→ **Goal 1**:
Write out the rows verbatim, from the first row of the layout records through the row containing "gridlines [74, 164, 778, 461]", with both ends included.

→ **Source**:
========================================================================
Data architecture’s just like regular architecture. In both spheres, principles underlying good architecture should be observed. Sure, there’ll be certain designs that work well for a broad swathe of applications and other designs that are a little more niche, but no matter the exact nature of the structure, you can bet that if it’s a successful one, the architect bore in mind the essentials.
Want More Tech News? Subscribe to ComputingEdge Newsletter Today!
What is Data Architecture?
Data architecture can get complicated.
But there’s no need to get this complicated straightaway. Most approaches to architecture start with a foundation, and that’s what we’re about to lay down here.
Data architecture can be described as how an entity organizes its data.
There are three aspects to this:
- How is the data stored?
- How is the data processed?
- How is the data used?
We will see these questions crop up all over data architecture concerns, sometimes two or all three at once.
But, to deal with each in turn, storage includes factors such as accuracy, access, control, and scalability. This is the ‘data lake’ of raw data.
Processing covers security, data transmission to and from peripheral sources, and flexibility. The processed data forms the ‘data warehouse.’
Usage covers interfaces, data sharing, and application.
Some companies have very formal approaches to these three aspects of data architecture, some less so. But all companies should cover them in some manner. This way, they can ensure that data management is given the priority it deserves.
Such are the penalties for being careless with data (the average fine for US companies found guilty of a data breach was $4.24 million in 2021) that organizations owe it to themselves, their clients, and any of their contacts to apply a little conscientiousness to their data. Data is precious, so businesses need to view it with the same if not higher regard as capital.
It is to this necessary veneration of data that we’ll turn first.
1. Data Culture
With any paradigm shift, it’s no good just attending to one aspect of a company in isolation if you want major change. For instance, sexism in the workplace is being challenged (albeit slowly) but not with an exclusive concentration on recruitment or any other single area. To ensure the root and branch change required, it has been necessary to tackle the entire environment and psychology of the workplace. In other words, its culture.
Exactly the same with data. There must be a prioritization of data concerns, which is imparted by getting everyone to adhere to the data creed. Data is no longer just the preserve of data scientists.
Here’s one way of depicting this:
One of the biggest mistakes companies make is to recruit a team of data staff, give them a fancy office with all the latest gear, and then sit back, thinking the data job’s done. The trouble is, that the data that your new department is looking after for you will be accessed by lots of others, both internal teams and those beyond the company. If those others aren’t so mindful of data matters, you may have trouble.
These others might end up spreading data to those without the right to access it. We’ve already mentioned the importance of data security and access governance’s value. Almost as bad, they might not provide it to those who need it and workflows may suffer.
All staff have a responsibility to ensure data reaches absolutely everyone who needs it, and absolutely nobody else. Your job is to inculcate this into them so that they begin to see data for the valuable commodity it is, and not just something that might or might not be up for grabs to who-knows-who.
The need to share leads us to our next principle.
2. Dish the Data
So, staff should supply data to one another where tasks require it. But it goes further than this. There should be attention given to making the data work for everyone in the same way. A very salient aspect of this is metrics. A particular metric should mean the same in marketing as it does to the sales team. There has to be a common vocabulary, with no obscure within-office dialects.
========================================================================
→ **Goal 2**:
List every factor that the data architecture article says storage includes.

→ **Layout records**:
========================================================================
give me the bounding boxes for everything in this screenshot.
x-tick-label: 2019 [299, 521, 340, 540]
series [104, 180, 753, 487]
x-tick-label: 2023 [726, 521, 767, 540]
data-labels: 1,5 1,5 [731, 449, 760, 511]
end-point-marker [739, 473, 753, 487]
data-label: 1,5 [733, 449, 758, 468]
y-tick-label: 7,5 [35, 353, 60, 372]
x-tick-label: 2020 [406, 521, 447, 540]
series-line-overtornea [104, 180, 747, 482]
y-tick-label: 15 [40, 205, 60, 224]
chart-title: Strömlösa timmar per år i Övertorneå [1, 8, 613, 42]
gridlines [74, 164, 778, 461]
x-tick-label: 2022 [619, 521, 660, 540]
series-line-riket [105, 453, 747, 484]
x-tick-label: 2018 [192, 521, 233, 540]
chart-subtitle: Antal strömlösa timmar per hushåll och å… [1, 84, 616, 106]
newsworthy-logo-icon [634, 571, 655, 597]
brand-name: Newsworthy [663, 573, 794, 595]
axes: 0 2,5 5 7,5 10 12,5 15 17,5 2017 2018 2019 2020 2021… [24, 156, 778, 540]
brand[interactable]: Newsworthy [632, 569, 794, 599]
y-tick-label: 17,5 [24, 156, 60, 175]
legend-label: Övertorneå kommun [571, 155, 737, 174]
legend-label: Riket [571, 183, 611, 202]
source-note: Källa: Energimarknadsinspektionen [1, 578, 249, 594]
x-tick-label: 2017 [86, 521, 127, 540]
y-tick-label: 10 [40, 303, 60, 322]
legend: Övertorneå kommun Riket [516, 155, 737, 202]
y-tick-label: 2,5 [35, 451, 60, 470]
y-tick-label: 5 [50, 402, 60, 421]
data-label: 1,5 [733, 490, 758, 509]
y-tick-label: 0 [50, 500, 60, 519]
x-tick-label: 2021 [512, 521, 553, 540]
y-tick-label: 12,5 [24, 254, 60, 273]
========================================================================
→ **Task answer 1**:
give me the bounding boxes for everything in this screenshot.
x-tick-label: 2019 [299, 521, 340, 540]
series [104, 180, 753, 487]
x-tick-label: 2023 [726, 521, 767, 540]
data-labels: 1,5 1,5 [731, 449, 760, 511]
end-point-marker [739, 473, 753, 487]
data-label: 1,5 [733, 449, 758, 468]
y-tick-label: 7,5 [35, 353, 60, 372]
x-tick-label: 2020 [406, 521, 447, 540]
series-line-overtornea [104, 180, 747, 482]
y-tick-label: 15 [40, 205, 60, 224]
chart-title: Strömlösa timmar per år i Övertorneå [1, 8, 613, 42]
gridlines [74, 164, 778, 461]

→ **Task answer 2**:
- accuracy
- access
- control
- scalability